_Given request 1_
Using the pumpkin snickerdoodle recipe, decide whether each statement agrees with it, answering yes or no and quoting the recipe's exact deciding words: (a) the recipe makes 30 cookies; (b) the dough must chill for at least 2 hours; (c) the flour, baking powder, salt, and ground cinnamon are whisked together in a large bowl.
_Given request 2_
List every ingredient in the rolling sugar in the pumpkin snickerdoodle recipe, with its amount.
_Given request 3_
Translate this sentence from the pumpkin snickerdoodle recipe into Spanish: "Cover dough with plastic wrap and chill for at least 1 hour."

— Begin Supplied passage —

Pumpkin Snickerdoodles

Pumpkin Snickerdoodles give you that same great snickerdoodle base, but stepped up a notch with pumpkin. They will sink into your mouth and scream fall!
Prep Time15 mins
Cook Time12 mins
Refrigerate Time1 hr
Total Time1 hr 27 mins
Course: Dessert
Cuisine: American
Keyword: Pumpkin Snickerdoodles
Servings: 30 cookies
Calories: 168kcal
Author: Mique Provost


  • 1 c butter
  • 1 ½ c sugar
  • ¾ c pumpkin puree
  • 1 large egg
  • 2 tsp vanilla
  • 3 ¾ c flour
  • 1 ½ tsp baking powder
  • ½ tsp salt
  • ½ tsp ground cinnamon

Rolling Sugar:

  • ½ c sugar
  • 1 tsp cinnamon
  • ½ tsp ground ginger
  • ½ tsp all-spice


  • In a large bowl cream butter until fluffy.
  • Add sugar and pumpkin puree, beat well.
  • Mix in egg and vanilla, scraping down sides to incorporate all ingredients.
  • In a medium bowl, whisk together flour, baking powder, salt, and ground cinnamon.
  • Beat flour mixture into liquid mix a little at a time until fully incorporated.
  • Cover dough with plastic wrap and chill for at least 1 hour.

— End Supplied passage —
— Begin Recorded data —

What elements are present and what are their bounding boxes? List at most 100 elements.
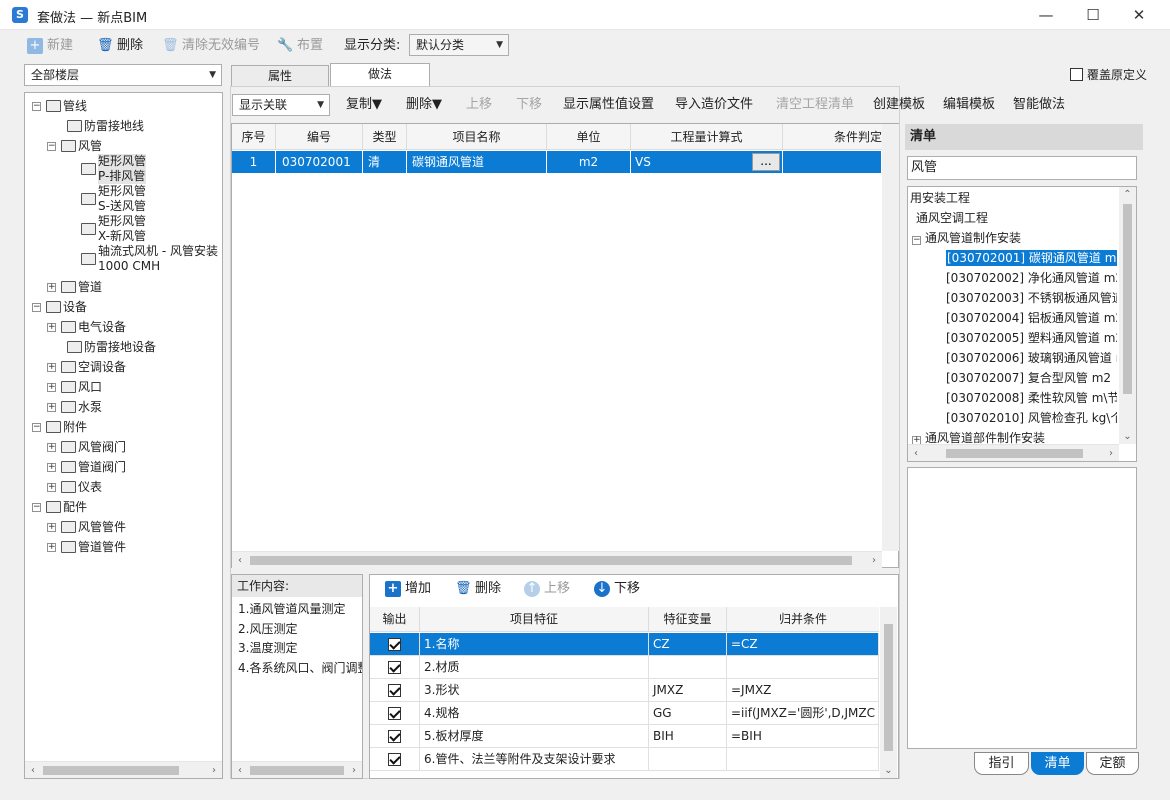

— End Recorded data —

_Reply 1_
(a) Yes: "Servings: 30 cookies"
(b) No: "chill for at least 1 hour"
(c) No: "In a medium bowl, whisk together flour, baking powder, salt, and ground cinnamon."

_Reply 2_
½ c sugar
1 tsp cinnamon
½ tsp ground ginger
½ tsp all-spice

_Reply 3_
Cubre la masa con film transparente y refrigérala durante al menos 1 hora.